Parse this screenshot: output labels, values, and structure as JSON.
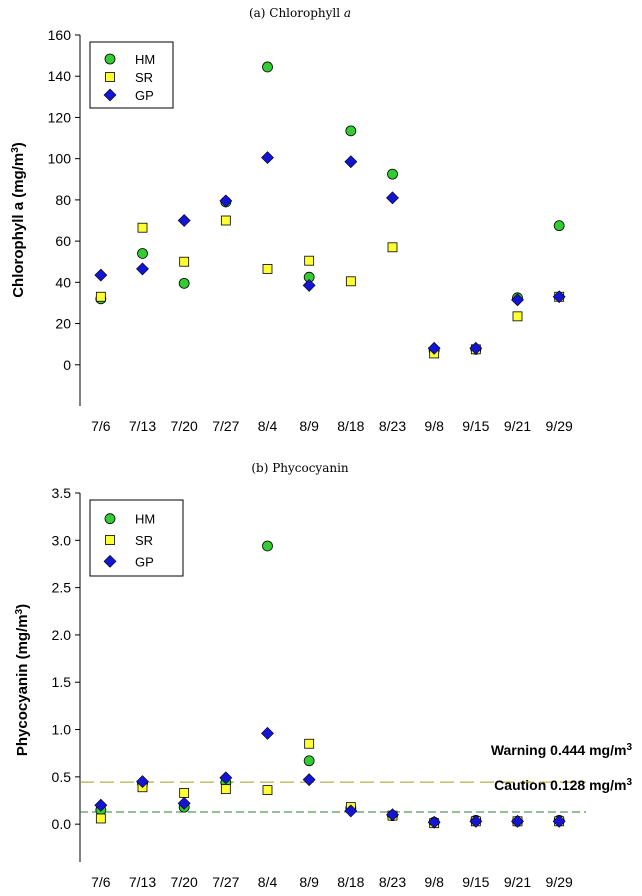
{
  "colors": {
    "HM": "#33cc33",
    "SR": "#ffff33",
    "GP": "#1414d4",
    "warning_line": "#9e9e1e",
    "caution_line": "#2e7d32"
  },
  "chart_data": [
    {
      "type": "scatter",
      "title_prefix": "(a)  Chlorophyll ",
      "title_italic": "a",
      "ylabel": "Chlorophyll a (mg/m",
      "ylabel_sup": "3",
      "ylabel_suffix": ")",
      "ylim": [
        -20,
        160
      ],
      "yticks": [
        "0",
        "20",
        "40",
        "60",
        "80",
        "100",
        "120",
        "140",
        "160"
      ],
      "categories": [
        "7/6",
        "7/13",
        "7/20",
        "7/27",
        "8/4",
        "8/9",
        "8/18",
        "8/23",
        "9/8",
        "9/15",
        "9/21",
        "9/29"
      ],
      "legend_position": "top-left",
      "series": [
        {
          "name": "HM",
          "marker": "circle",
          "values": [
            32,
            54,
            39.5,
            79,
            144.5,
            42.5,
            113.5,
            92.5,
            7,
            7.5,
            32.5,
            67.5
          ]
        },
        {
          "name": "SR",
          "marker": "square",
          "values": [
            33,
            66.5,
            50,
            70,
            46.5,
            50.5,
            40.5,
            57,
            5.5,
            7.5,
            23.5,
            33
          ]
        },
        {
          "name": "GP",
          "marker": "diamond",
          "values": [
            43.5,
            46.5,
            70,
            79.5,
            100.5,
            38.5,
            98.5,
            81,
            8,
            8,
            31.5,
            33
          ]
        }
      ]
    },
    {
      "type": "scatter",
      "title": "(b)  Phycocyanin",
      "ylabel": "Phycocyanin (mg/m",
      "ylabel_sup": "3",
      "ylabel_suffix": ")",
      "ylim": [
        -0.4,
        3.5
      ],
      "yticks": [
        "0.0",
        "0.5",
        "1.0",
        "1.5",
        "2.0",
        "2.5",
        "3.0",
        "3.5"
      ],
      "categories": [
        "7/6",
        "7/13",
        "7/20",
        "7/27",
        "8/4",
        "8/9",
        "8/18",
        "8/23",
        "9/8",
        "9/15",
        "9/21",
        "9/29"
      ],
      "legend_position": "top-left",
      "thresholds": [
        {
          "label": "Warning 0.444 mg/m",
          "sup": "3",
          "value": 0.444
        },
        {
          "label": "Caution 0.128 mg/m",
          "sup": "3",
          "value": 0.128
        }
      ],
      "series": [
        {
          "name": "HM",
          "marker": "circle",
          "values": [
            0.15,
            0.43,
            0.18,
            0.44,
            2.94,
            0.67,
            0.17,
            0.09,
            0.02,
            0.04,
            0.03,
            0.04
          ]
        },
        {
          "name": "SR",
          "marker": "square",
          "values": [
            0.06,
            0.39,
            0.33,
            0.37,
            0.36,
            0.85,
            0.18,
            0.09,
            0.01,
            0.03,
            0.03,
            0.03
          ]
        },
        {
          "name": "GP",
          "marker": "diamond",
          "values": [
            0.2,
            0.45,
            0.22,
            0.49,
            0.96,
            0.47,
            0.14,
            0.1,
            0.02,
            0.03,
            0.03,
            0.03
          ]
        }
      ]
    }
  ]
}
================
**Written instruction:**
Read the data above. Pull out each line in which the string "Phycocyanin" appears.

**Solution to this task:**
      "title": "(b)  Phycocyanin",
      "ylabel": "Phycocyanin (mg/m",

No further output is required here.